** START OF TASK INPUTS **

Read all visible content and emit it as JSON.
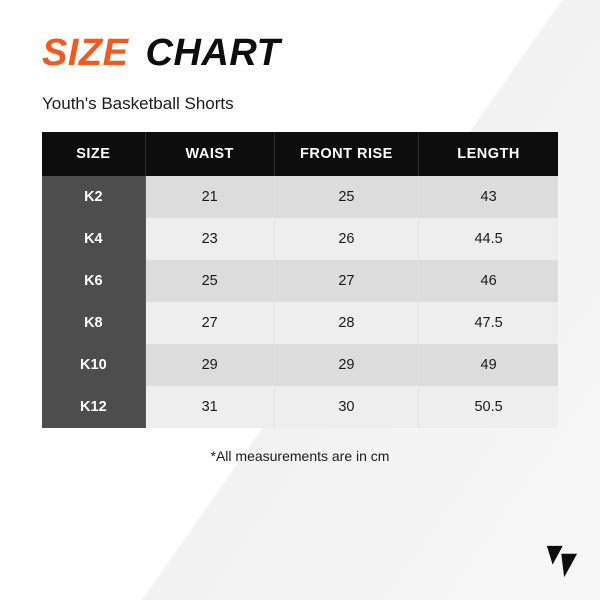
{
  "title": {
    "word1": "SIZE",
    "word2": "CHART"
  },
  "title_colors": {
    "word1": "#f05a1e",
    "word2": "#0d0d0d"
  },
  "subtitle": "Youth's Basketball Shorts",
  "subtitle_color": "#1a1a1a",
  "table": {
    "header_bg": "#0d0d0d",
    "header_fg": "#ffffff",
    "size_col_bg": "#4d4d4d",
    "size_col_fg": "#ffffff",
    "row_bg_odd": "#dcdcdc",
    "row_bg_even": "#eeeeee",
    "cell_fg": "#1a1a1a",
    "columns": [
      "SIZE",
      "WAIST",
      "FRONT RISE",
      "LENGTH"
    ],
    "col_widths_pct": [
      20,
      25,
      28,
      27
    ],
    "rows": [
      [
        "K2",
        "21",
        "25",
        "43"
      ],
      [
        "K4",
        "23",
        "26",
        "44.5"
      ],
      [
        "K6",
        "25",
        "27",
        "46"
      ],
      [
        "K8",
        "27",
        "28",
        "47.5"
      ],
      [
        "K10",
        "29",
        "29",
        "49"
      ],
      [
        "K12",
        "31",
        "30",
        "50.5"
      ]
    ]
  },
  "footnote": "*All measurements are in cm",
  "footnote_color": "#1a1a1a",
  "logo_color": "#0d0d0d"
}
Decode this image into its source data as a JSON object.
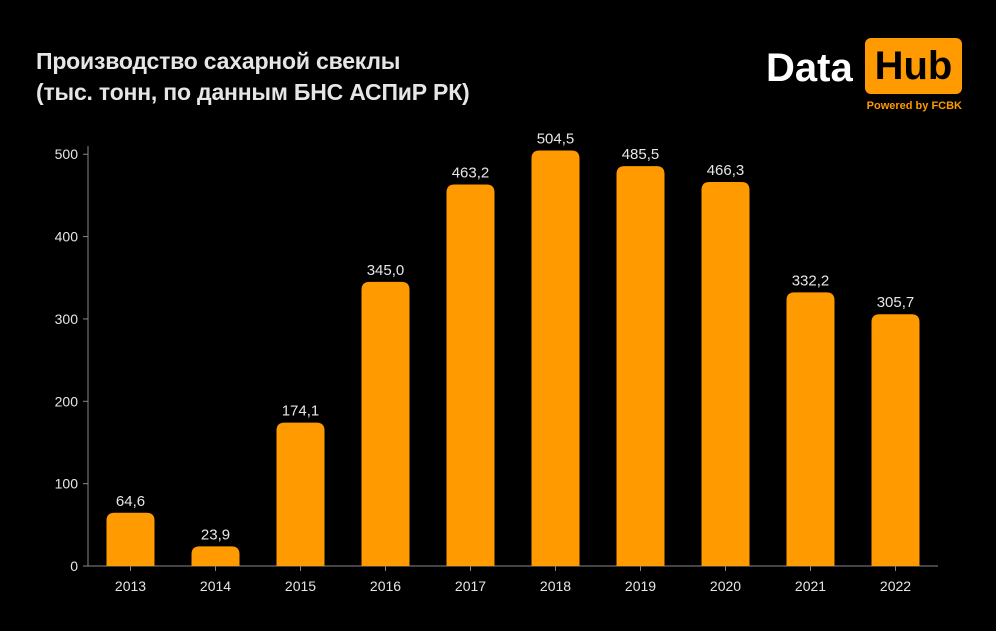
{
  "header": {
    "title_line1": "Производство сахарной свеклы",
    "title_line2": "(тыс. тонн, по данным БНС АСПиР РК)"
  },
  "logo": {
    "data_text": "Data",
    "hub_text": "Hub",
    "powered_text": "Powered by FCBK"
  },
  "colors": {
    "background": "#000000",
    "bar": "#ff9a00",
    "text": "#e6e6e6",
    "axis": "#888888"
  },
  "chart_data": {
    "type": "bar",
    "title": "Производство сахарной свеклы (тыс. тонн, по данным БНС АСПиР РК)",
    "categories": [
      "2013",
      "2014",
      "2015",
      "2016",
      "2017",
      "2018",
      "2019",
      "2020",
      "2021",
      "2022"
    ],
    "values": [
      64.6,
      23.9,
      174.1,
      345.0,
      463.2,
      504.5,
      485.5,
      466.3,
      332.2,
      305.7
    ],
    "value_labels": [
      "64,6",
      "23,9",
      "174,1",
      "345,0",
      "463,2",
      "504,5",
      "485,5",
      "466,3",
      "332,2",
      "305,7"
    ],
    "yticks": [
      "0",
      "100",
      "200",
      "300",
      "400",
      "500"
    ],
    "ylim": [
      0,
      510
    ],
    "grid": false,
    "legend": "none"
  }
}
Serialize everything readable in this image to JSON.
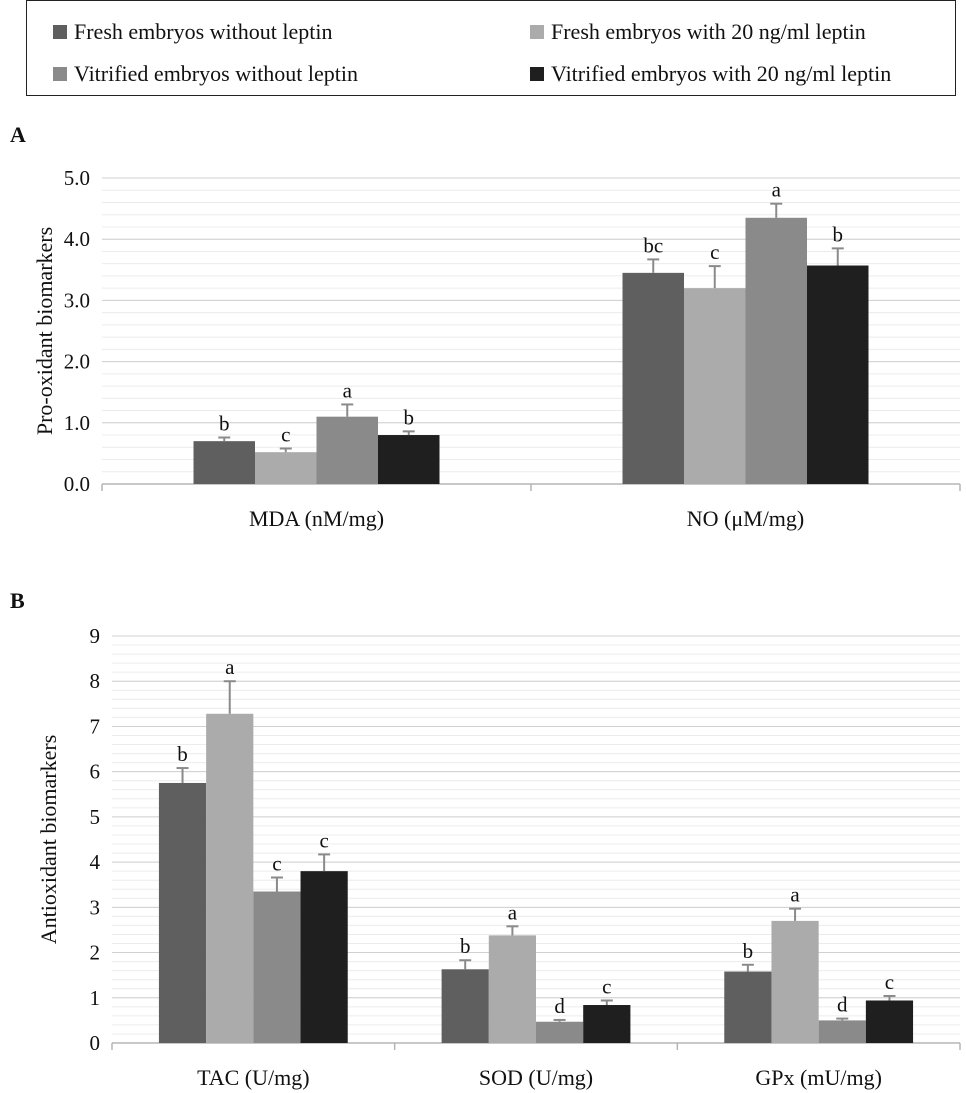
{
  "legend": {
    "items": [
      {
        "label": "Fresh embryos without leptin",
        "color": "#5f5f5f"
      },
      {
        "label": "Fresh embryos with 20 ng/ml leptin",
        "color": "#ababab"
      },
      {
        "label": "Vitrified embryos without leptin",
        "color": "#8a8a8a"
      },
      {
        "label": "Vitrified embryos with 20 ng/ml leptin",
        "color": "#1f1f1f"
      }
    ]
  },
  "chart_data": [
    {
      "panel": "A",
      "type": "bar",
      "ylabel": "Pro-oxidant biomarkers",
      "xlabel": "",
      "ylim": [
        0,
        5
      ],
      "y_ticks": [
        "0.0",
        "1.0",
        "2.0",
        "3.0",
        "4.0",
        "5.0"
      ],
      "grid": true,
      "legend_position": "top",
      "categories": [
        "MDA (nM/mg)",
        "NO (μM/mg)"
      ],
      "series": [
        {
          "name": "Fresh embryos without leptin",
          "values": [
            0.7,
            3.45
          ],
          "errors": [
            0.06,
            0.22
          ],
          "labels": [
            "b",
            "bc"
          ]
        },
        {
          "name": "Fresh embryos with 20 ng/ml leptin",
          "values": [
            0.52,
            3.2
          ],
          "errors": [
            0.06,
            0.36
          ],
          "labels": [
            "c",
            "c"
          ]
        },
        {
          "name": "Vitrified embryos without leptin",
          "values": [
            1.1,
            4.35
          ],
          "errors": [
            0.2,
            0.23
          ],
          "labels": [
            "a",
            "a"
          ]
        },
        {
          "name": "Vitrified embryos with 20 ng/ml leptin",
          "values": [
            0.8,
            3.57
          ],
          "errors": [
            0.06,
            0.28
          ],
          "labels": [
            "b",
            "b"
          ]
        }
      ]
    },
    {
      "panel": "B",
      "type": "bar",
      "ylabel": "Antioxidant biomarkers",
      "xlabel": "",
      "ylim": [
        0,
        9
      ],
      "y_ticks": [
        "0",
        "1",
        "2",
        "3",
        "4",
        "5",
        "6",
        "7",
        "8",
        "9"
      ],
      "grid": true,
      "legend_position": "top",
      "categories": [
        "TAC (U/mg)",
        "SOD (U/mg)",
        "GPx (mU/mg)"
      ],
      "series": [
        {
          "name": "Fresh embryos without leptin",
          "values": [
            5.75,
            1.63,
            1.58
          ],
          "errors": [
            0.33,
            0.2,
            0.15
          ],
          "labels": [
            "b",
            "b",
            "b"
          ]
        },
        {
          "name": "Fresh embryos with 20 ng/ml leptin",
          "values": [
            7.28,
            2.38,
            2.7
          ],
          "errors": [
            0.72,
            0.2,
            0.27
          ],
          "labels": [
            "a",
            "a",
            "a"
          ]
        },
        {
          "name": "Vitrified embryos without leptin",
          "values": [
            3.35,
            0.47,
            0.5
          ],
          "errors": [
            0.31,
            0.04,
            0.04
          ],
          "labels": [
            "c",
            "d",
            "d"
          ]
        },
        {
          "name": "Vitrified embryos with 20 ng/ml leptin",
          "values": [
            3.8,
            0.84,
            0.94
          ],
          "errors": [
            0.37,
            0.1,
            0.1
          ],
          "labels": [
            "c",
            "c",
            "c"
          ]
        }
      ]
    }
  ]
}
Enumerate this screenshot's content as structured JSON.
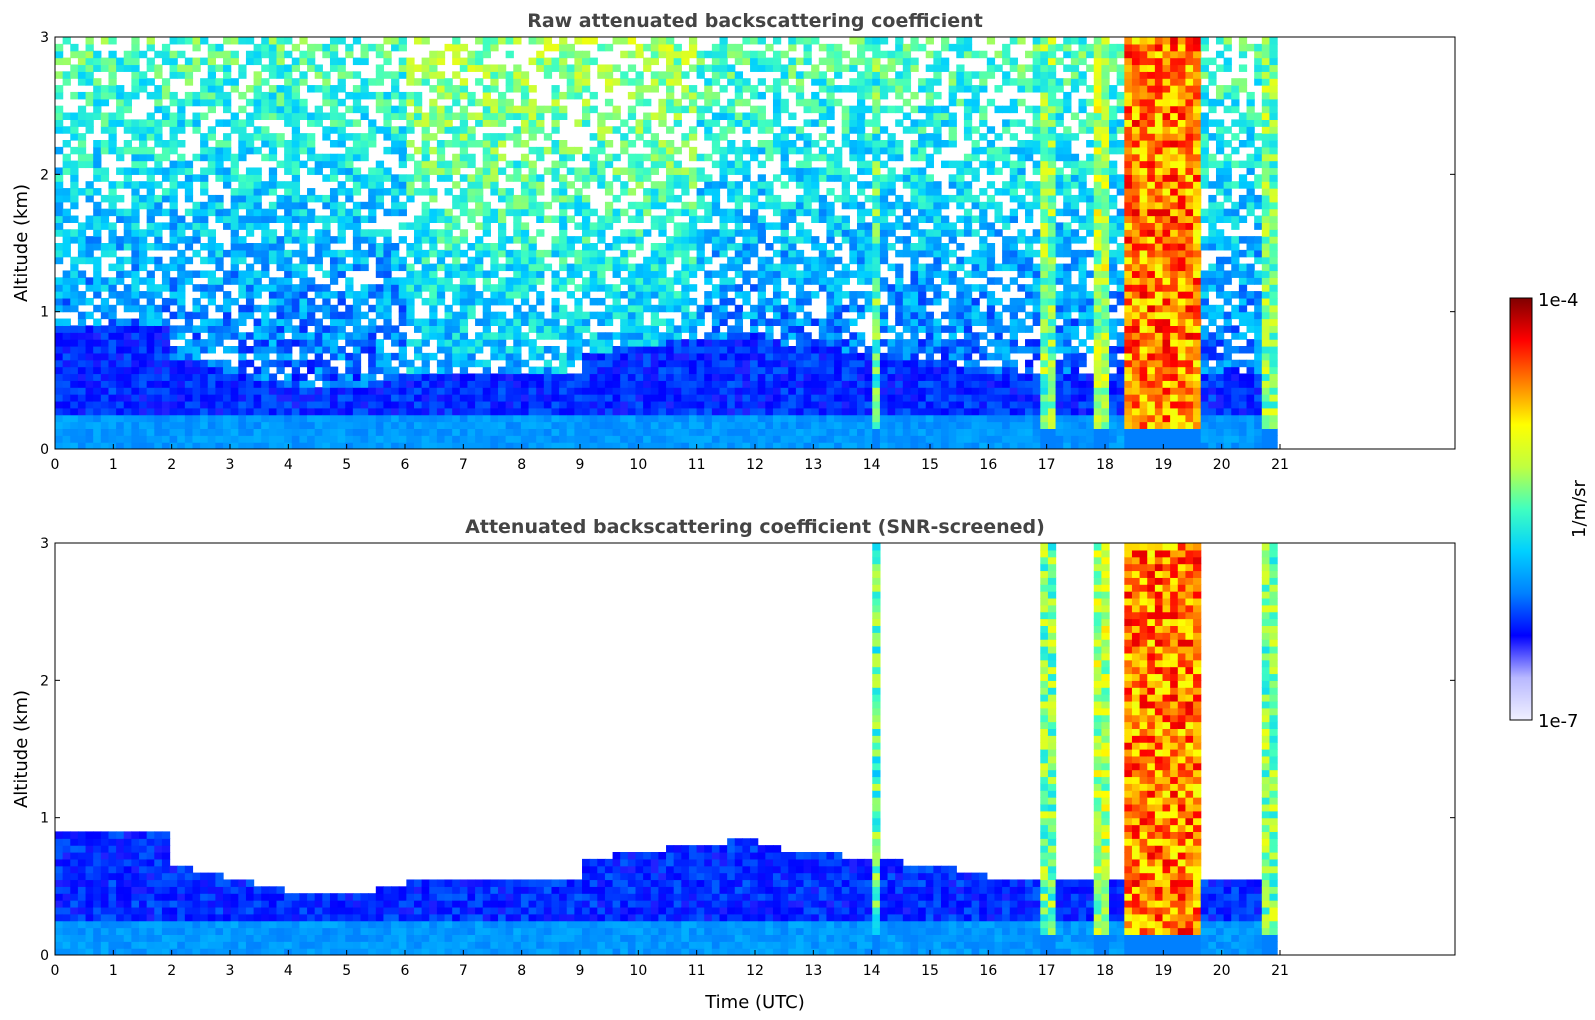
{
  "chart_data": [
    {
      "type": "heatmap",
      "title": "Raw attenuated backscattering coefficient",
      "xlabel": "",
      "ylabel": "Altitude (km)",
      "xlim": [
        0,
        24
      ],
      "ylim": [
        0,
        3
      ],
      "xticks": [
        "0",
        "1",
        "2",
        "3",
        "4",
        "5",
        "6",
        "7",
        "8",
        "9",
        "10",
        "11",
        "12",
        "13",
        "14",
        "15",
        "16",
        "17",
        "18",
        "19",
        "20",
        "21"
      ],
      "yticks": [
        "0",
        "1",
        "2",
        "3"
      ],
      "data_extent_hours": [
        0,
        20.95
      ],
      "screened": false
    },
    {
      "type": "heatmap",
      "title": "Attenuated backscattering coefficient (SNR-screened)",
      "xlabel": "Time (UTC)",
      "ylabel": "Altitude (km)",
      "xlim": [
        0,
        24
      ],
      "ylim": [
        0,
        3
      ],
      "xticks": [
        "0",
        "1",
        "2",
        "3",
        "4",
        "5",
        "6",
        "7",
        "8",
        "9",
        "10",
        "11",
        "12",
        "13",
        "14",
        "15",
        "16",
        "17",
        "18",
        "19",
        "20",
        "21"
      ],
      "yticks": [
        "0",
        "1",
        "2",
        "3"
      ],
      "data_extent_hours": [
        0,
        20.95
      ],
      "screened": true
    }
  ],
  "colorbar": {
    "label": "1/m/sr",
    "min_label": "1e-7",
    "max_label": "1e-4",
    "scale": "log",
    "colormap": "jet",
    "colors": [
      "#f0f0ff",
      "#b8b8ff",
      "#0000ff",
      "#0080ff",
      "#00d0ff",
      "#40ffc0",
      "#c0ff40",
      "#ffff00",
      "#ff8000",
      "#ff0000",
      "#800000"
    ]
  }
}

** END OF TASK INPUTS **

Copy the whole of the material above exactly, but not its images.

SOLUTION FOR THIS EXERCISE →
Read all visible content and emit it as JSON.
{
  "title": {
    "word1": "SIZE",
    "word2": "CHART"
  },
  "title_colors": {
    "word1": "#f05a1e",
    "word2": "#0d0d0d"
  },
  "subtitle": "Youth's Basketball Shorts",
  "subtitle_color": "#1a1a1a",
  "table": {
    "header_bg": "#0d0d0d",
    "header_fg": "#ffffff",
    "size_col_bg": "#4d4d4d",
    "size_col_fg": "#ffffff",
    "row_bg_odd": "#dcdcdc",
    "row_bg_even": "#eeeeee",
    "cell_fg": "#1a1a1a",
    "columns": [
      "SIZE",
      "WAIST",
      "FRONT RISE",
      "LENGTH"
    ],
    "col_widths_pct": [
      20,
      25,
      28,
      27
    ],
    "rows": [
      [
        "K2",
        "21",
        "25",
        "43"
      ],
      [
        "K4",
        "23",
        "26",
        "44.5"
      ],
      [
        "K6",
        "25",
        "27",
        "46"
      ],
      [
        "K8",
        "27",
        "28",
        "47.5"
      ],
      [
        "K10",
        "29",
        "29",
        "49"
      ],
      [
        "K12",
        "31",
        "30",
        "50.5"
      ]
    ]
  },
  "footnote": "*All measurements are in cm",
  "footnote_color": "#1a1a1a",
  "logo_color": "#0d0d0d"
}
Decode this image into its source data as a JSON object.
{
  "header": {
    "title_line1": "Производство сахарной свеклы",
    "title_line2": "(тыс. тонн, по данным БНС АСПиР РК)"
  },
  "logo": {
    "data_text": "Data",
    "hub_text": "Hub",
    "powered_text": "Powered by FCBK"
  },
  "colors": {
    "background": "#000000",
    "bar": "#ff9a00",
    "text": "#e6e6e6",
    "axis": "#888888"
  },
  "chart_data": {
    "type": "bar",
    "title": "Производство сахарной свеклы (тыс. тонн, по данным БНС АСПиР РК)",
    "categories": [
      "2013",
      "2014",
      "2015",
      "2016",
      "2017",
      "2018",
      "2019",
      "2020",
      "2021",
      "2022"
    ],
    "values": [
      64.6,
      23.9,
      174.1,
      345.0,
      463.2,
      504.5,
      485.5,
      466.3,
      332.2,
      305.7
    ],
    "value_labels": [
      "64,6",
      "23,9",
      "174,1",
      "345,0",
      "463,2",
      "504,5",
      "485,5",
      "466,3",
      "332,2",
      "305,7"
    ],
    "yticks": [
      "0",
      "100",
      "200",
      "300",
      "400",
      "500"
    ],
    "ylim": [
      0,
      510
    ],
    "grid": false,
    "legend": "none"
  }
}
Serialize everything readable in this image to JSON.
{
  "legend": {
    "items": [
      {
        "label": "Fresh embryos without leptin",
        "color": "#5f5f5f"
      },
      {
        "label": "Fresh embryos with 20 ng/ml leptin",
        "color": "#ababab"
      },
      {
        "label": "Vitrified embryos without leptin",
        "color": "#8a8a8a"
      },
      {
        "label": "Vitrified embryos with 20 ng/ml leptin",
        "color": "#1f1f1f"
      }
    ]
  },
  "chart_data": [
    {
      "panel": "A",
      "type": "bar",
      "ylabel": "Pro-oxidant biomarkers",
      "xlabel": "",
      "ylim": [
        0,
        5
      ],
      "y_ticks": [
        "0.0",
        "1.0",
        "2.0",
        "3.0",
        "4.0",
        "5.0"
      ],
      "grid": true,
      "legend_position": "top",
      "categories": [
        "MDA (nM/mg)",
        "NO (μM/mg)"
      ],
      "series": [
        {
          "name": "Fresh embryos without leptin",
          "values": [
            0.7,
            3.45
          ],
          "errors": [
            0.06,
            0.22
          ],
          "labels": [
            "b",
            "bc"
          ]
        },
        {
          "name": "Fresh embryos with 20 ng/ml leptin",
          "values": [
            0.52,
            3.2
          ],
          "errors": [
            0.06,
            0.36
          ],
          "labels": [
            "c",
            "c"
          ]
        },
        {
          "name": "Vitrified embryos without leptin",
          "values": [
            1.1,
            4.35
          ],
          "errors": [
            0.2,
            0.23
          ],
          "labels": [
            "a",
            "a"
          ]
        },
        {
          "name": "Vitrified embryos with 20 ng/ml leptin",
          "values": [
            0.8,
            3.57
          ],
          "errors": [
            0.06,
            0.28
          ],
          "labels": [
            "b",
            "b"
          ]
        }
      ]
    },
    {
      "panel": "B",
      "type": "bar",
      "ylabel": "Antioxidant biomarkers",
      "xlabel": "",
      "ylim": [
        0,
        9
      ],
      "y_ticks": [
        "0",
        "1",
        "2",
        "3",
        "4",
        "5",
        "6",
        "7",
        "8",
        "9"
      ],
      "grid": true,
      "legend_position": "top",
      "categories": [
        "TAC (U/mg)",
        "SOD (U/mg)",
        "GPx (mU/mg)"
      ],
      "series": [
        {
          "name": "Fresh embryos without leptin",
          "values": [
            5.75,
            1.63,
            1.58
          ],
          "errors": [
            0.33,
            0.2,
            0.15
          ],
          "labels": [
            "b",
            "b",
            "b"
          ]
        },
        {
          "name": "Fresh embryos with 20 ng/ml leptin",
          "values": [
            7.28,
            2.38,
            2.7
          ],
          "errors": [
            0.72,
            0.2,
            0.27
          ],
          "labels": [
            "a",
            "a",
            "a"
          ]
        },
        {
          "name": "Vitrified embryos without leptin",
          "values": [
            3.35,
            0.47,
            0.5
          ],
          "errors": [
            0.31,
            0.04,
            0.04
          ],
          "labels": [
            "c",
            "d",
            "d"
          ]
        },
        {
          "name": "Vitrified embryos with 20 ng/ml leptin",
          "values": [
            3.8,
            0.84,
            0.94
          ],
          "errors": [
            0.37,
            0.1,
            0.1
          ],
          "labels": [
            "c",
            "c",
            "c"
          ]
        }
      ]
    }
  ]
}
Enumerate this screenshot's content as structured JSON.
{
  "chart_data": [
    {
      "type": "heatmap",
      "title": "Raw attenuated backscattering coefficient",
      "xlabel": "",
      "ylabel": "Altitude (km)",
      "xlim": [
        0,
        24
      ],
      "ylim": [
        0,
        3
      ],
      "xticks": [
        "0",
        "1",
        "2",
        "3",
        "4",
        "5",
        "6",
        "7",
        "8",
        "9",
        "10",
        "11",
        "12",
        "13",
        "14",
        "15",
        "16",
        "17",
        "18",
        "19",
        "20",
        "21"
      ],
      "yticks": [
        "0",
        "1",
        "2",
        "3"
      ],
      "data_extent_hours": [
        0,
        20.95
      ],
      "screened": false
    },
    {
      "type": "heatmap",
      "title": "Attenuated backscattering coefficient (SNR-screened)",
      "xlabel": "Time (UTC)",
      "ylabel": "Altitude (km)",
      "xlim": [
        0,
        24
      ],
      "ylim": [
        0,
        3
      ],
      "xticks": [
        "0",
        "1",
        "2",
        "3",
        "4",
        "5",
        "6",
        "7",
        "8",
        "9",
        "10",
        "11",
        "12",
        "13",
        "14",
        "15",
        "16",
        "17",
        "18",
        "19",
        "20",
        "21"
      ],
      "yticks": [
        "0",
        "1",
        "2",
        "3"
      ],
      "data_extent_hours": [
        0,
        20.95
      ],
      "screened": true
    }
  ],
  "colorbar": {
    "label": "1/m/sr",
    "min_label": "1e-7",
    "max_label": "1e-4",
    "scale": "log",
    "colormap": "jet",
    "colors": [
      "#f0f0ff",
      "#b8b8ff",
      "#0000ff",
      "#0080ff",
      "#00d0ff",
      "#40ffc0",
      "#c0ff40",
      "#ffff00",
      "#ff8000",
      "#ff0000",
      "#800000"
    ]
  }
}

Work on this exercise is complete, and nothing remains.